• WHAT THE TASK ASKS
Pick up the essay on point-of-care ultrasound in rheumatology after its last sentence and keep writing.

• DOCUMENT EXTRACT

POINT: All rheumatologists should offer it to their patients.
Like other point-of-care tests used all the time in medicine – spirometry, blood pressure measurement, the finger-stick glucose test – point-of-care ultrasound is invaluable in the diagnosis and management of rheumatologic conditions.
Ultrasound has a number of merits: It is portable and inexpensive; can be used on multiple joints; allows imaging of both bones and soft tissue, and assessment of vascularity; permits contralateral-side comparison; facilitates accurate injections; and serves as an informational and educational tool for patients. Contemporary machines have resolution down to 0.1 mm, much greater than the 1-2 mm for magnetic resonance imaging.
A recent poll of Canadian rheumatologists about musculoskeletal ultrasound yielded some eye-opening findings. For example, 83% reported having to wait more than 2 weeks to obtain this exam if they referred patients to a radiology service, and just 56% reported that their radiology service offered assessment for inflammatory arthritis (Clin. Rheumatol. 2011;30:1277-83).
We know that information provided by ultrasound changes behavior in rheumatology: It leads to a change in diagnosis in 53% of patients and a change in management in 56% (Arthritis Rheum. 2001;44:2932-3). Ultrasound also improves diagnostic confidence in clinical findings (Skeletal Radiol. 2009;38:1049-54). Diagnostic certainty is key, as musculoskeletal symptoms are some of the most imprecise, and although we now have powerful medications for rheumatologic diseases, they don’t come cheap. Yet we are basing treatment decisions on clinical assessment alone. In an era of budget constraints, we owe it to patients and payers to make an accurate diagnosis and assessment: This is really all about providing an adequate standard of diagnosis and care.
In addition to aiding diagnosis, ultrasound helps in other ways, such as determining the risk of erosions (Arthritis Res. Ther. 2003;5:210-3) and predicting response to treatment (Arthritis Care Res. 2011;63:1477-81). It is more sensitive than clinical measures for assessing disease remission (Arthritis Rheum. 2008;58:2958-67). As patients have to live decades with their joints, and their quality of life is on the line, it is our responsibility to confirm clinically apparent remission with ultrasound.
An ultrasound exam can be done in the office in as few as 5 minutes; often, evaluation of just a single joint will suffice. The time spent more than makes up for the time that would be needed to coordinate a referral to radiology and to follow up on that referral. And there are plenty of examples on how to successfully integrate ultrasound into your office workflow.
In summary, ultrasound should be used as an extension of our clinical examination. It allows for immediate imaging correlation, and it assists with decision making in an environment where radiology services have limitations. It is also phenomenally powerful when it comes to patient contact and education. True point-of-care ultrasound is fast, high quality, and cost efficient. If you show this information to patients, their families, taxpayers, and politicians, they will agree: There is no question that point-of-care ultrasound is the way to go.

• SOURCE INFORMATION
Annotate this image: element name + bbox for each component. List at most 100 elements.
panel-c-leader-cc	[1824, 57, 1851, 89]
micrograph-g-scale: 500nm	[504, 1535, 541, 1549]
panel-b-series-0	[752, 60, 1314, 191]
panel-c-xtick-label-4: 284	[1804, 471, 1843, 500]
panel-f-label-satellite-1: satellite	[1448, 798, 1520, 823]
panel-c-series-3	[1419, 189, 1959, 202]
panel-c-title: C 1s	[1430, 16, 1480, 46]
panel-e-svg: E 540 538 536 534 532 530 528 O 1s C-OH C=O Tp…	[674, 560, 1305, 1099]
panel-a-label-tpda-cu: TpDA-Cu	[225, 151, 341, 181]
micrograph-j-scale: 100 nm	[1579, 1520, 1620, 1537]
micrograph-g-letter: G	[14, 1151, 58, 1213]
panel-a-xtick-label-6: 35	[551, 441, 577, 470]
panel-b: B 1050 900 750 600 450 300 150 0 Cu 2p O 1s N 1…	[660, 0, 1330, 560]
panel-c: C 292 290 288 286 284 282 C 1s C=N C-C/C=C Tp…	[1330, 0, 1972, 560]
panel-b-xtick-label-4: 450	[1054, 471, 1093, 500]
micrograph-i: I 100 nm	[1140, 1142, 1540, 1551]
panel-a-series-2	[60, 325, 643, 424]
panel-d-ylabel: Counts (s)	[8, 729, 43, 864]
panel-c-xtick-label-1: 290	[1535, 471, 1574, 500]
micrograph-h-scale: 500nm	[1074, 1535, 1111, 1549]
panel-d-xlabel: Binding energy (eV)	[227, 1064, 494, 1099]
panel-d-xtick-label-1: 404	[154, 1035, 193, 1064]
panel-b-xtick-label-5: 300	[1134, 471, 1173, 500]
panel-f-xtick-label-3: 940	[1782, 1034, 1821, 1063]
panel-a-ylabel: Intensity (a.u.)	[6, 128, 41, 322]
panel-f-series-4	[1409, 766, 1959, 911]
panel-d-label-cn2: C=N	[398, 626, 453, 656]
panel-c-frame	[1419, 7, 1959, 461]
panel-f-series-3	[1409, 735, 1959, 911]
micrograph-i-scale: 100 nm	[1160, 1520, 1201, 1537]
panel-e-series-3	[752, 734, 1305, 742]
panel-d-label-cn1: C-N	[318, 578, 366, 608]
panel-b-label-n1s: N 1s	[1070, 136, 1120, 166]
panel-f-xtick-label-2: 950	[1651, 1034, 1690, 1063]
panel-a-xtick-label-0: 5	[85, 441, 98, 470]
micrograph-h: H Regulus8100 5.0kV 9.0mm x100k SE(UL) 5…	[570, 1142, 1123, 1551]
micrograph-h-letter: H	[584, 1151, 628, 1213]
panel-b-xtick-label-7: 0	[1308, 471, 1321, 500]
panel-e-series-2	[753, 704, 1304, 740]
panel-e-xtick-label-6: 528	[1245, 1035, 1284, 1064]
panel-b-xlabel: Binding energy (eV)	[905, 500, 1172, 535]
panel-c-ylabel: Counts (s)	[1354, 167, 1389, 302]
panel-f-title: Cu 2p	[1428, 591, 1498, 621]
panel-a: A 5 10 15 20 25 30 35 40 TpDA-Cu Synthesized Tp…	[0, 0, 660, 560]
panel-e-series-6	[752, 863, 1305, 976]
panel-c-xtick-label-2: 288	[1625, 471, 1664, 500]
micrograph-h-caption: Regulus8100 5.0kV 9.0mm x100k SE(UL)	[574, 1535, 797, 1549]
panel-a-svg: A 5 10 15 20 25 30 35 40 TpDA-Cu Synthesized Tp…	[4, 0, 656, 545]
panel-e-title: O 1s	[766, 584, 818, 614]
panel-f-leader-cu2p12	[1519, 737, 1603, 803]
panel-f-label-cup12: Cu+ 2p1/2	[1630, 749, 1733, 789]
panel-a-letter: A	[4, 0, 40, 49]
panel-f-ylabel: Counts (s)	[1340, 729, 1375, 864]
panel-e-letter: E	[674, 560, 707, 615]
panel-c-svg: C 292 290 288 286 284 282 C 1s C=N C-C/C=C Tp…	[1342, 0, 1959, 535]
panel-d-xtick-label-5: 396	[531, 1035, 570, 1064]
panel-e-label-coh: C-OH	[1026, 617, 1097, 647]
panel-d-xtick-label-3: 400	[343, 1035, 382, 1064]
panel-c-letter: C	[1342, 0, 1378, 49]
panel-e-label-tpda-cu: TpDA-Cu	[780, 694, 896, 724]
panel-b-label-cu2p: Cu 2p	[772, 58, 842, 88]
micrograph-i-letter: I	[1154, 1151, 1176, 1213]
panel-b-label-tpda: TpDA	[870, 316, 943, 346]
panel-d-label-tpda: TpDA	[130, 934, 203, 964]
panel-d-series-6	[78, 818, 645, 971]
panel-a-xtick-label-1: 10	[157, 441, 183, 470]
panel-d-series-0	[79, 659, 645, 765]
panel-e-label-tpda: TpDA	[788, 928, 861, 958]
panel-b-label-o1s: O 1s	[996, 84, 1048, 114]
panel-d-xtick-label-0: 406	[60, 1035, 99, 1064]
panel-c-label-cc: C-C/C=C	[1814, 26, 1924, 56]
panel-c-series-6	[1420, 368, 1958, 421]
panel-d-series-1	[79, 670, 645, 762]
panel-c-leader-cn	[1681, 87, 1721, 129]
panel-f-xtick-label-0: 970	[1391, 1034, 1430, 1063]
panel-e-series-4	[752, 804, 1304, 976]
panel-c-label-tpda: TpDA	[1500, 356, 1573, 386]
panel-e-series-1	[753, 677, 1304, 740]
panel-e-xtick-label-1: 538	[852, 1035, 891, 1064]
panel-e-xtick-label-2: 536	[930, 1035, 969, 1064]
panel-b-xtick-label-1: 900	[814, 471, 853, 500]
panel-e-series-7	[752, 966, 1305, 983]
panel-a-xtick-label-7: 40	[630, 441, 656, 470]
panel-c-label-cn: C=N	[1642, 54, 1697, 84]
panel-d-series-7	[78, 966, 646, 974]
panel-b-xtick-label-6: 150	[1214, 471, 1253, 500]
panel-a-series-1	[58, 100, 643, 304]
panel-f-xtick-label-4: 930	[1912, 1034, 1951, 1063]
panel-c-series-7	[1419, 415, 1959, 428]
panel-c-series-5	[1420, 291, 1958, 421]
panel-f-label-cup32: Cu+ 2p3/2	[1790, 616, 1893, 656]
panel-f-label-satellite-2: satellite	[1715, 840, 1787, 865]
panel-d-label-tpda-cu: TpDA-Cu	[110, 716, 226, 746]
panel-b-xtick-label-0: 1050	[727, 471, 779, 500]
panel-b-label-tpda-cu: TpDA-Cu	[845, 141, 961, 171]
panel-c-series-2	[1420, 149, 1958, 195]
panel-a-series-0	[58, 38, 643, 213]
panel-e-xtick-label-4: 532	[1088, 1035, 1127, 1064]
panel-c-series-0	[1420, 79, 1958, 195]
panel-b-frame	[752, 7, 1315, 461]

• TASK ANSWER
Dr. Maggie Larché is a rheumatologist at St. Joseph’s Hospital and McMaster University Hospital, both in Hamilton, Ont. She is also vice president and treasurer of the Canadian Rheumatology Ultrasound Society. Dr. JohannesRoth is head of pediatric rheumatology at Children’s Hospital of Eastern Ontario, Ottawa, and is president of the Canadian Rheumatology Ultrasound Society. Dr. Larché disclosed no relevant conflicts of interest. Dr. Roth disclosed no relevant conflicts of interest.
COUNTERPOINT: Its use at present is best left to experts.
Ultrasound is an amazing tool, and we are not disputing its merits. Thus, the question is not so much whether it should be used in the rheumatologist’s office, but whether you should use it in your office.
Europe is often cited as a hotbed of ultrasound use in rheumatology to be emulated. But in fact, in only 10% of European countries do the majority of rheumatologists use ultrasound, and in no country do the majority of rheumatologists perform ultrasound-guided arthrocentesis (Rheumatol. 2012;51:184-90).
We don’t know if it is feasible to use ultrasound findings as outcome measures in routine clinical care. A recent systematic review noted the difficulty of determining the minimum number of joints to be included in a global ultrasound score and recommended further validation (J. Rheumatol. 2011;38:2055-62). The time needed to perform the exam ranged from 15 to 60 minutes.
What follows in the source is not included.